- [Verilen Metin]:
----------

13 Şubat’ta ZNet’te, David Barsamian’ın Noam Chomsky ile yaptığı, “Türkiye Üzerine Tartışmalar” [[dipnot1]] başlıklı bir söyleşi yayımlandı. Söyleşi kısmi çevirilerle Türkiye medyasında da yer aldı. Söyleşiyi şöyle özetlemek mümkün: David Barsamian, 5 Ocak 2012’de New York Times’da yayımlanan ve Türkiye’de gazetecilere yönelik baskıları konu alan bir makaleyi [[dipnot2]] gündeme getiriyor. Söz konusu makale, Türkiye’de 97 medya mensubunun hapiste olduğunu ve son zamanlarda Türk Hükümeti’nin ifade özgürlüğü üzerindeki baskıları arttırdığını aktarıyor.
Noam Chomsky ise yaptığı yorumda, New York Times’ın böyle bir haber yapmasını ikiyüzlü bulduğunu belirtiyor. Chomsky’ye göre, Türkiye’de insan hakları ihlalleriyle ilgili böyle bir haberin New York Times’da yayımlanması büyük olasılıkla başka amaçlara hizmet ediyor. Noam Chomsky kabaca şu görüşü ileri sürüyor: Türkiye’de ABD destekli asıl büyük vahşetin yapıldığı 1990’larda New York Times bu ülkedeki insan hakları ihlallerinden hemen hiç söz etmedi. Şimdi söz etmesinin nedeni ise, insan hakları ihlalleri konusunda ilkeli bir tutuma sahip olması değil, Türkiye’nin Ortadoğu’da ABD’nin rahatsız olduğu, bağımsız bir politika izliyor oluşu. Elbette Chomsky ana-akım Amerikan medyasının ikiyüzlülüğü bir tarafa, Türkiye’de durumun kötüye gittiğini ve bunun protesto edilmesi gerektiğini de söylüyor.
***
Kendisiyle tanışma fırsatı bulduğum, aslen Diyarbakır-Türkiyeli bir Ermeni olan David Barsamian’ın N. Chomsky ile yaptığı bu söyleşi bende bazı kaygıların doğmasına neden oldu.

----------

- [Gösterilen Veriler]:

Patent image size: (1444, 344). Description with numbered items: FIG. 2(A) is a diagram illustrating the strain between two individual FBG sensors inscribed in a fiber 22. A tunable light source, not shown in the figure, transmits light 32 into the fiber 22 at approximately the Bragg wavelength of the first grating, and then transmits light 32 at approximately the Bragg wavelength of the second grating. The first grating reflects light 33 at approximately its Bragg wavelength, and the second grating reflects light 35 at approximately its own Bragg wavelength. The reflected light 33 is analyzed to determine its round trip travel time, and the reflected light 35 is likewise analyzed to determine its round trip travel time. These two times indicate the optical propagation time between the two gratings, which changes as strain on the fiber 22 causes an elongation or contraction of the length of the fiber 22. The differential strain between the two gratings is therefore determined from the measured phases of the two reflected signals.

----------

- [Görevin Amacı]: Yukarıdaki Chomsky söyleşisine ilişkin metinde “Noam Chomsky ise yaptığı yorumda” sözleriyle başlayan paragrafı, ana bilgilerini koruyarak kısa bir madde listesine dönüştürün.

- [Nihai Sonuç]:
- Chomsky, New York Times'ın bu haberi yapmasını ikiyüzlü buluyor.
- Ona göre haber büyük olasılıkla başka amaçlara hizmet ediyor.
- Türkiye'de ABD destekli asıl büyük vahşetin yapıldığı 1990'larda gazete, insan hakları ihlallerinden hemen hiç söz etmedi.
- Şimdi söz etmesinin nedeni ilkeli bir tutum değil. Türkiye'nin Ortadoğu'da ABD'yi rahatsız eden bağımsız bir politika izlemesi bu değişikliğin nedenidir.
- Chomsky yine de Türkiye'de durumun kötüye gittiğini ve bunun protesto edilmesi gerektiğini söylüyor.